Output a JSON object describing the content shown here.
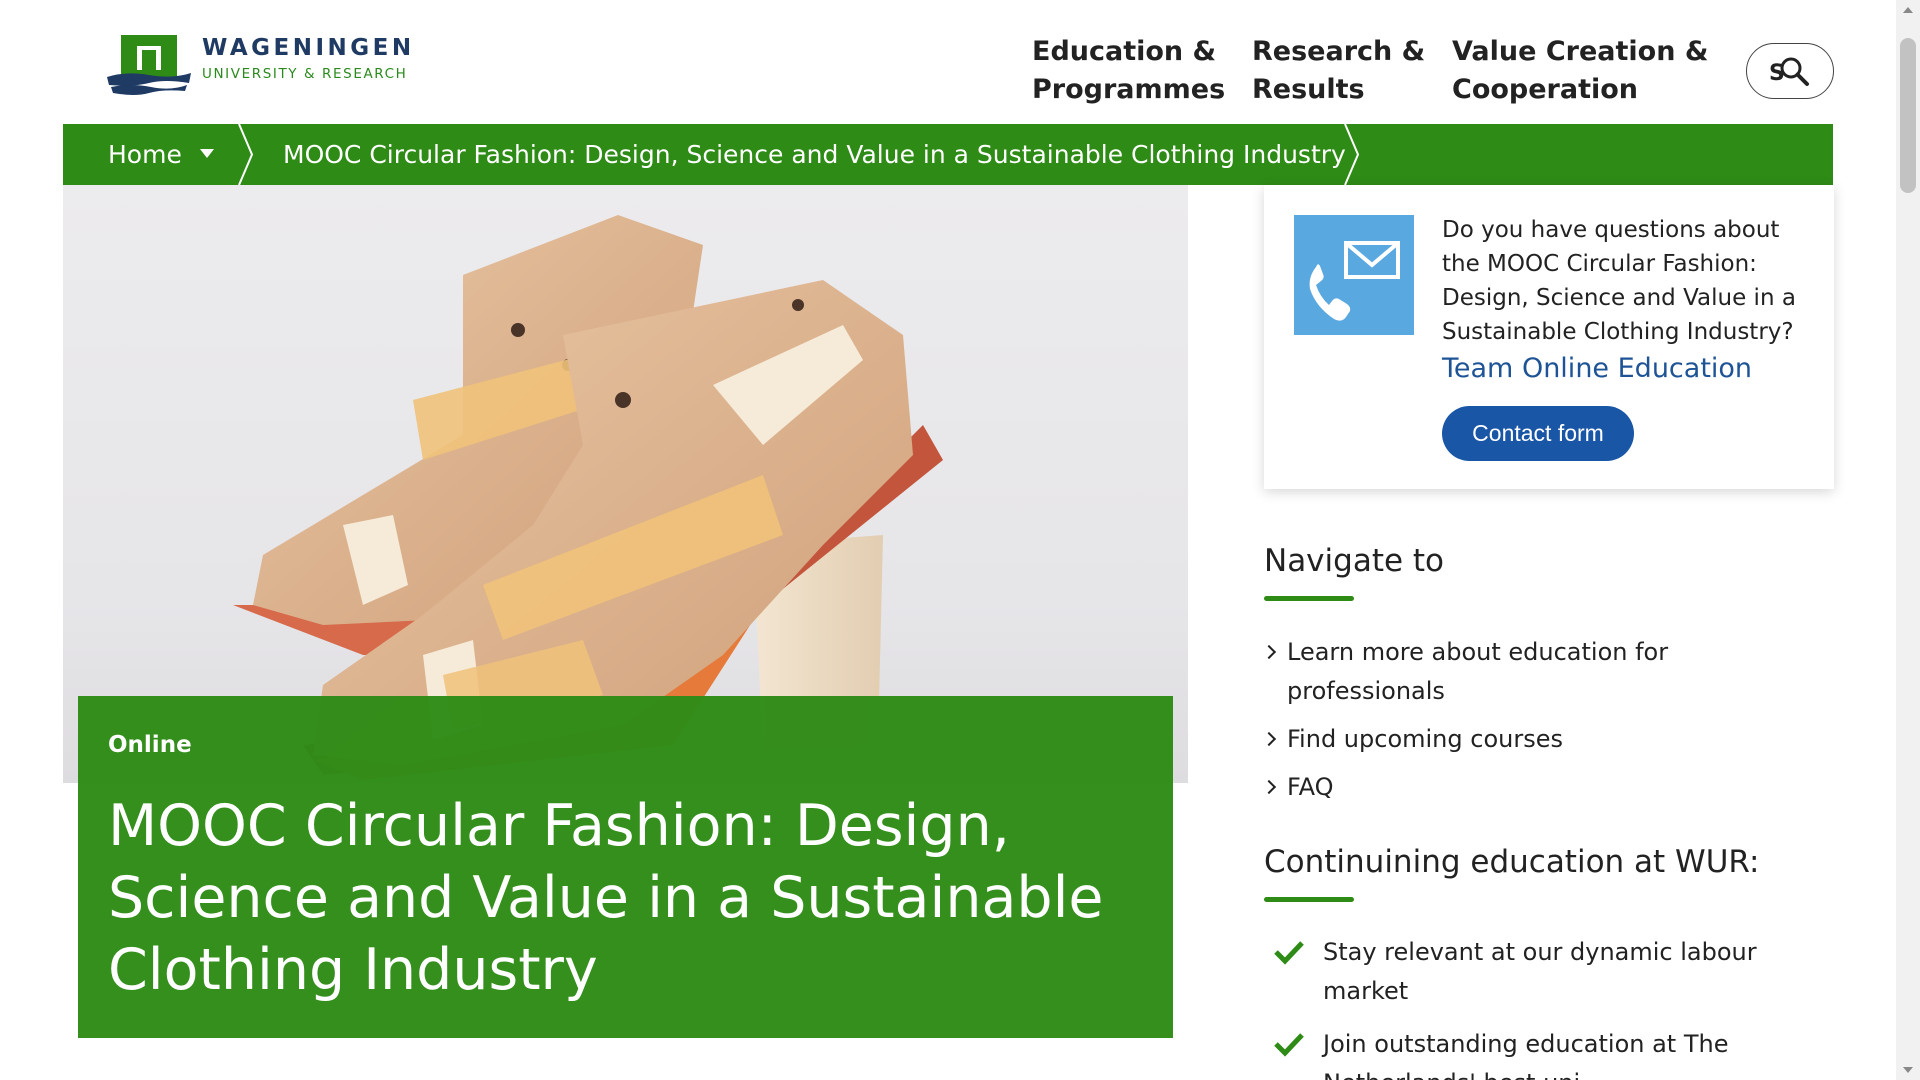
{
  "logo": {
    "wordmark": "WAGENINGEN",
    "subtitle": "UNIVERSITY & RESEARCH"
  },
  "nav": {
    "items": [
      {
        "line1": "Education &",
        "line2": "Programmes"
      },
      {
        "line1": "Research &",
        "line2": "Results"
      },
      {
        "line1": "Value Creation &",
        "line2": "Cooperation"
      }
    ],
    "search_icon": "search-icon"
  },
  "breadcrumb": {
    "home": "Home",
    "current": "MOOC Circular Fashion: Design, Science and Value in a Sustainable Clothing Industry"
  },
  "hero": {
    "image": "wooden-shoe-lasts-photo",
    "tag": "Online",
    "title": "MOOC Circular Fashion: Design, Science and Value in a Sustainable Clothing Industry"
  },
  "contact": {
    "icon": "phone-mail-icon",
    "question": "Do you have questions about the MOOC Circular Fashion: Design, Science and Value in a Sustainable Clothing Industry?",
    "team": "Team Online Education",
    "button": "Contact form"
  },
  "navigate": {
    "heading": "Navigate to",
    "items": [
      "Learn more about education for professionals",
      "Find upcoming courses",
      "FAQ"
    ]
  },
  "continuing": {
    "heading": "Continuining education at WUR:",
    "items": [
      "Stay relevant at our dynamic labour market",
      "Join outstanding education at The Netherlands' best uni"
    ]
  },
  "colors": {
    "brand_green": "#2e8b16",
    "brand_navy": "#1f3a63",
    "link_blue": "#1e5496",
    "button_blue": "#1a56a6",
    "contact_icon_bg": "#5aa8e0"
  }
}
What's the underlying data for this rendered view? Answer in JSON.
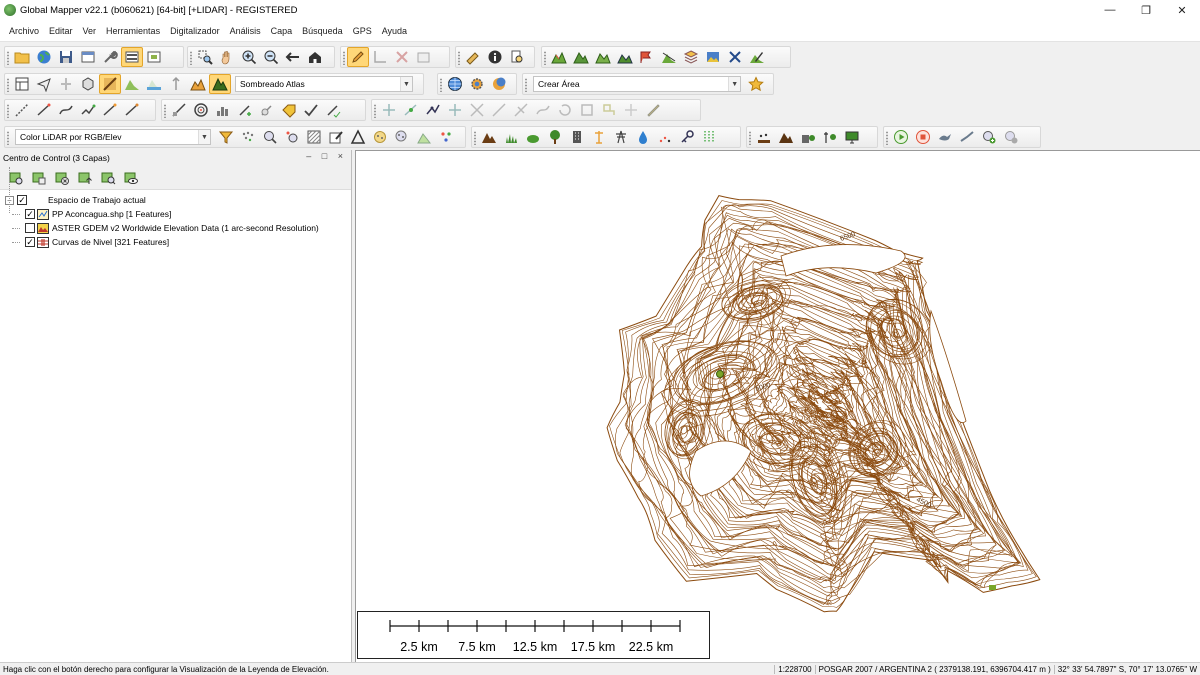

- **Problem requirements**:
Leave out every picture and copy the rest of the records exactly.

- **Worked answer**:
Output a JSON object describing the content shown here.
{
  "logo": {
    "wordmark": "WAGENINGEN",
    "subtitle": "UNIVERSITY & RESEARCH"
  },
  "nav": {
    "items": [
      {
        "line1": "Education &",
        "line2": "Programmes"
      },
      {
        "line1": "Research &",
        "line2": "Results"
      },
      {
        "line1": "Value Creation &",
        "line2": "Cooperation"
      }
    ],
    "search_icon": "search-icon"
  },
  "breadcrumb": {
    "home": "Home",
    "current": "MOOC Circular Fashion: Design, Science and Value in a Sustainable Clothing Industry"
  },
  "hero": {
    "image": "wooden-shoe-lasts-photo",
    "tag": "Online",
    "title": "MOOC Circular Fashion: Design, Science and Value in a Sustainable Clothing Industry"
  },
  "contact": {
    "icon": "phone-mail-icon",
    "question": "Do you have questions about the MOOC Circular Fashion: Design, Science and Value in a Sustainable Clothing Industry?",
    "team": "Team Online Education",
    "button": "Contact form"
  },
  "navigate": {
    "heading": "Navigate to",
    "items": [
      "Learn more about education for professionals",
      "Find upcoming courses",
      "FAQ"
    ]
  },
  "continuing": {
    "heading": "Continuining education at WUR:",
    "items": [
      "Stay relevant at our dynamic labour market",
      "Join outstanding education at The Netherlands' best uni"
    ]
  },
  "colors": {
    "brand_green": "#2e8b16",
    "brand_navy": "#1f3a63",
    "link_blue": "#1e5496",
    "button_blue": "#1a56a6",
    "contact_icon_bg": "#5aa8e0"
  }
}
What's the underlying data for this rendered view? Answer in JSON.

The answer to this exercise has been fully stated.